**WHAT IS EXPECTED:**
Copy all lines below containing "spread".

[Collected data entries]
_ _ _ _ _

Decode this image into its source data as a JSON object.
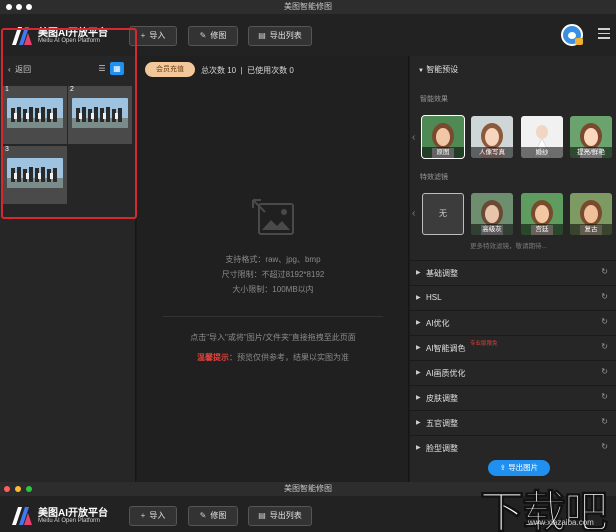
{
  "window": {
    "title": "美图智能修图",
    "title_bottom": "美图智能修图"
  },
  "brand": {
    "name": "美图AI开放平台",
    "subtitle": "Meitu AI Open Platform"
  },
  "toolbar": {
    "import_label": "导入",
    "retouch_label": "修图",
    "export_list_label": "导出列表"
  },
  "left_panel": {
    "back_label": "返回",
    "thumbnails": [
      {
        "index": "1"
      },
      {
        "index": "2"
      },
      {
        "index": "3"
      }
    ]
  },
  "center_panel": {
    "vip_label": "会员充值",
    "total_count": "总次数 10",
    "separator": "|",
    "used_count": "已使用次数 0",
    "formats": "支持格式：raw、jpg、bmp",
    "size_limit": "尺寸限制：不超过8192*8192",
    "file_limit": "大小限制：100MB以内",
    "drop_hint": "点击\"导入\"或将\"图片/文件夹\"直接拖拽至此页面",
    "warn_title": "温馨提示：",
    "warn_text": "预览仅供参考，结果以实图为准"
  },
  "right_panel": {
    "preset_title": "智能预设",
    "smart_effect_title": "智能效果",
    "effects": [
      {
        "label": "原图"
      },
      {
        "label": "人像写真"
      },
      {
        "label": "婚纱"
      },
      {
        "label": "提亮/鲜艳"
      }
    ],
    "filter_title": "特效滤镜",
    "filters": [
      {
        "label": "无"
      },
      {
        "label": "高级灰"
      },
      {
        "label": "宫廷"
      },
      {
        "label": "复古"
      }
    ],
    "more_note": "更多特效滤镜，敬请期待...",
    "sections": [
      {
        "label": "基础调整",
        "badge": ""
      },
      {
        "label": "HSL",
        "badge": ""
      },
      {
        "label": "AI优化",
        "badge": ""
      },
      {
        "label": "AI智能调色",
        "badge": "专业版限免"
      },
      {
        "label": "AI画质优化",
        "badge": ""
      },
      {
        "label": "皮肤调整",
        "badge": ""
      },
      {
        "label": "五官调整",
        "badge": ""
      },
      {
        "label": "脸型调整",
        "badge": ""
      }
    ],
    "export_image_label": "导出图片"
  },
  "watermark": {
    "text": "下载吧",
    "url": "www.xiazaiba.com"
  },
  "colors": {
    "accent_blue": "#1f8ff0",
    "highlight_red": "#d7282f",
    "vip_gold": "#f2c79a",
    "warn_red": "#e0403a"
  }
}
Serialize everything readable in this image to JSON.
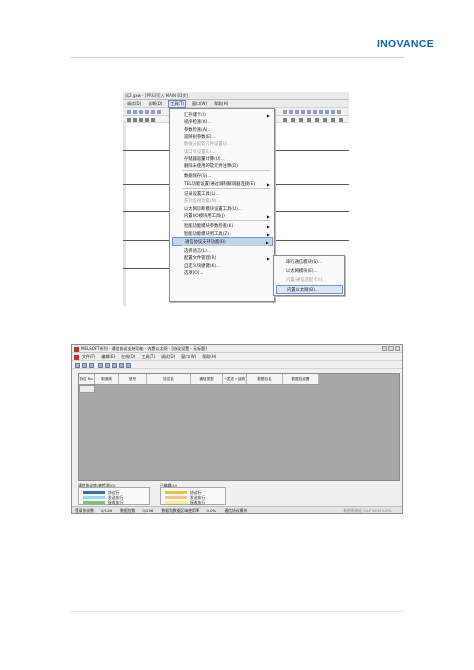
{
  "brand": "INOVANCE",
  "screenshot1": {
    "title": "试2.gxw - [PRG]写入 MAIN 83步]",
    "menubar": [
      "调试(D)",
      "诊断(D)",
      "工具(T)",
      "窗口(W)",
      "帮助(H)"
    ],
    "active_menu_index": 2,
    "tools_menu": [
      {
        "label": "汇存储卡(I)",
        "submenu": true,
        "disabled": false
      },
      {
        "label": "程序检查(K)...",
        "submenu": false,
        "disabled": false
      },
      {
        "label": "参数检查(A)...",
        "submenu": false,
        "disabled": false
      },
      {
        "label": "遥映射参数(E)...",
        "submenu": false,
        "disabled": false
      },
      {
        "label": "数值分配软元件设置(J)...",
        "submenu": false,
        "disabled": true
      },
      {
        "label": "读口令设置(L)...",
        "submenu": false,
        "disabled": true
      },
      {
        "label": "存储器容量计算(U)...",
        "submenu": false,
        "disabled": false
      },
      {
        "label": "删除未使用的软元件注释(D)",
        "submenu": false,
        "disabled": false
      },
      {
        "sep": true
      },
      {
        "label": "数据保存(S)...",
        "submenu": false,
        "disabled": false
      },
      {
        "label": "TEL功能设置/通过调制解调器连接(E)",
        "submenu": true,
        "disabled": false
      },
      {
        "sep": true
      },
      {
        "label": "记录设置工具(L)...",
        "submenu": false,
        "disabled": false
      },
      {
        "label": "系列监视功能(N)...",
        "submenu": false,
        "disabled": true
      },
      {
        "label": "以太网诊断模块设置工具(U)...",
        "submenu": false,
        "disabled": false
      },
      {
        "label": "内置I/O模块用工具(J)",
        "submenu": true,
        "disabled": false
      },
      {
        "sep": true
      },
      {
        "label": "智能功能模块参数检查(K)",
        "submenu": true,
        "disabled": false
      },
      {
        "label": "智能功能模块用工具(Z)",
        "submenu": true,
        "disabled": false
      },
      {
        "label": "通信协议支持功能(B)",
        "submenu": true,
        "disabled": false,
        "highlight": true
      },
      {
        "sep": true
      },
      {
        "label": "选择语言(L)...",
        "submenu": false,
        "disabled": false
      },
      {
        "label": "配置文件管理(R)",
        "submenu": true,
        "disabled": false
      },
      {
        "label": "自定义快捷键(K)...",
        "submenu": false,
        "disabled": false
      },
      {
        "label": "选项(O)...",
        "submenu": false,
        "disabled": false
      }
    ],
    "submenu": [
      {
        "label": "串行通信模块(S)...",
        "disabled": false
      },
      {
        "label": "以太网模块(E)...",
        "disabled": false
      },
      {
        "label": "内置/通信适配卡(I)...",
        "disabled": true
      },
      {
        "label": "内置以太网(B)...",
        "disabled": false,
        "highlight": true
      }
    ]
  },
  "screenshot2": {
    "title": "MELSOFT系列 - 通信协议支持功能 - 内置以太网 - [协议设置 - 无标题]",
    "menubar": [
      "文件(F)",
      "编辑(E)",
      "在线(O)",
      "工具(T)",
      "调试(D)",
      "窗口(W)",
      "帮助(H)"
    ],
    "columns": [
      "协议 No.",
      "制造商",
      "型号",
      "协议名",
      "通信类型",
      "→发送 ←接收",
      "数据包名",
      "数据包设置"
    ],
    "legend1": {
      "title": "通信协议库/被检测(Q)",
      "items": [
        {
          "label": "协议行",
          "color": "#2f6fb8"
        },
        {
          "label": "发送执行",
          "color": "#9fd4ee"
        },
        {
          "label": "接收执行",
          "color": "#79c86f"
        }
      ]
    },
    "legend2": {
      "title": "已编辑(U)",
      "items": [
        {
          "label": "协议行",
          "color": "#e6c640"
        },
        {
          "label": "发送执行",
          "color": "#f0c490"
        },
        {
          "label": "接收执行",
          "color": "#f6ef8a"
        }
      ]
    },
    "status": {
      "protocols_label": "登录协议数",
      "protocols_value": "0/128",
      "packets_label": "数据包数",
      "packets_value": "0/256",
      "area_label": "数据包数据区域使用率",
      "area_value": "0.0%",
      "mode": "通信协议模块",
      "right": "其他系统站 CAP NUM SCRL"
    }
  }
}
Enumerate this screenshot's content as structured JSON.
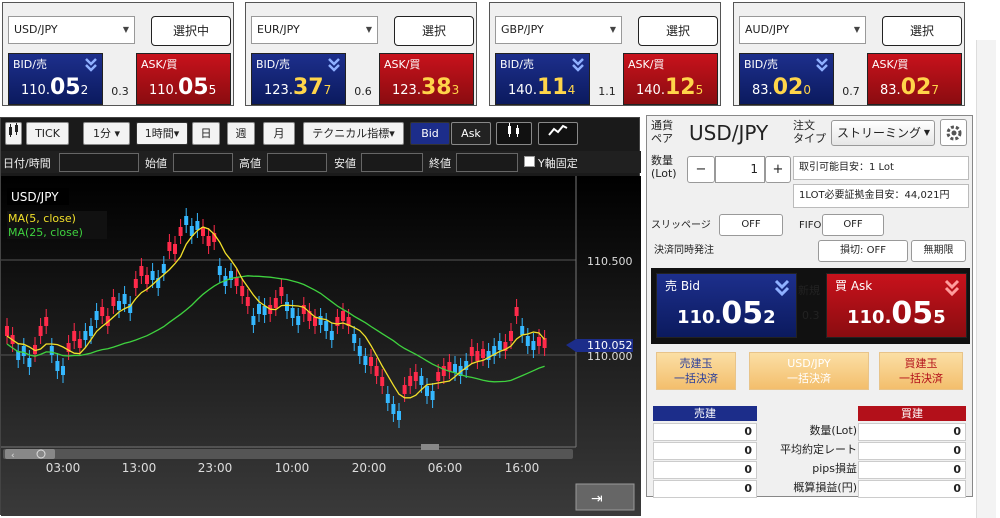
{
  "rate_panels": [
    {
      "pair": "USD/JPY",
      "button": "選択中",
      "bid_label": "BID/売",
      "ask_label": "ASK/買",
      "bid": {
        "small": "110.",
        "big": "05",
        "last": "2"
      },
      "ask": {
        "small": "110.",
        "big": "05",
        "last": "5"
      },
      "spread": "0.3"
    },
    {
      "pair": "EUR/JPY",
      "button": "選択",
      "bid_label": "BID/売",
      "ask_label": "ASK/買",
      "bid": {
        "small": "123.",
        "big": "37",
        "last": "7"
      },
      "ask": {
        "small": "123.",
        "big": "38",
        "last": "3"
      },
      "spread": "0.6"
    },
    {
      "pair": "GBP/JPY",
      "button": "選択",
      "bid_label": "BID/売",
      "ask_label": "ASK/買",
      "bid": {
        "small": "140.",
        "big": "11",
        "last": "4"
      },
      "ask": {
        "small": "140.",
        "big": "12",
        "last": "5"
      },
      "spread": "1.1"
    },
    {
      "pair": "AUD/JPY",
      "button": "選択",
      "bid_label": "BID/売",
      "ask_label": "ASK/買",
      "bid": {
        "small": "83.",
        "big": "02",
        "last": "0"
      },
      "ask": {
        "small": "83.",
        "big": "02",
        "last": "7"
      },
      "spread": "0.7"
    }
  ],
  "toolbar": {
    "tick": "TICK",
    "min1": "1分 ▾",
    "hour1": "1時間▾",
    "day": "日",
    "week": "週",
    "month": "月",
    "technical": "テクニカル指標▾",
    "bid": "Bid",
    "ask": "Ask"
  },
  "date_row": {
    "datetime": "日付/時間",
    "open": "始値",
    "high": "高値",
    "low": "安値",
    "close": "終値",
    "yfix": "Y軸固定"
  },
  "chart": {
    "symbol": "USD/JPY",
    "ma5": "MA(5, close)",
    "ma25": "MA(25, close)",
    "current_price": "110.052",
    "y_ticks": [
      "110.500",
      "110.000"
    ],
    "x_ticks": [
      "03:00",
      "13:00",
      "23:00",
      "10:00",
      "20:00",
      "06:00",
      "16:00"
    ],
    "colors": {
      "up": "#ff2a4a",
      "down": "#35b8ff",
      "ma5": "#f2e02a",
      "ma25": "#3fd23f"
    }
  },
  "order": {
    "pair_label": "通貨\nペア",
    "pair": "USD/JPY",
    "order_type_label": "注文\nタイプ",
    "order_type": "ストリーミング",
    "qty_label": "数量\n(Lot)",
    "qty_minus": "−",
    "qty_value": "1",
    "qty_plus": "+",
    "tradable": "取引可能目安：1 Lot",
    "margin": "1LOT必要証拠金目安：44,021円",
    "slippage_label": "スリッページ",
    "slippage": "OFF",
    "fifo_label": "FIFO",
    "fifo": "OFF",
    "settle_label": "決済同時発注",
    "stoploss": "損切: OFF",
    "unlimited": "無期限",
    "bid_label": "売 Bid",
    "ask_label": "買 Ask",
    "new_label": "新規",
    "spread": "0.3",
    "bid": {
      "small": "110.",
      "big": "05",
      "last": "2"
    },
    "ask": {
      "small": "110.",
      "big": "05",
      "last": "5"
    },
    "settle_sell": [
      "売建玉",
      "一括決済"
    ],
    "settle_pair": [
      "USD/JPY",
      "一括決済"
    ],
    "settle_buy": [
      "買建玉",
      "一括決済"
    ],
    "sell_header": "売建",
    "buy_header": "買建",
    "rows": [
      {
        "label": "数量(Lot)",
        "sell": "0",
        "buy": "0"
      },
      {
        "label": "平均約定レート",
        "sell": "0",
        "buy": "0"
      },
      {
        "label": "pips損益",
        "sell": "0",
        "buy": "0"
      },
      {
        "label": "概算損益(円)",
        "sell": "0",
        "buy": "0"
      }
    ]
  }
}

_ _ _ _ _

**ANSWER TO THIS EXERCISE:**
      "spread": "0.3"
      "spread": "0.6"
      "spread": "1.1"
      "spread": "0.7"
    "spread": "0.3",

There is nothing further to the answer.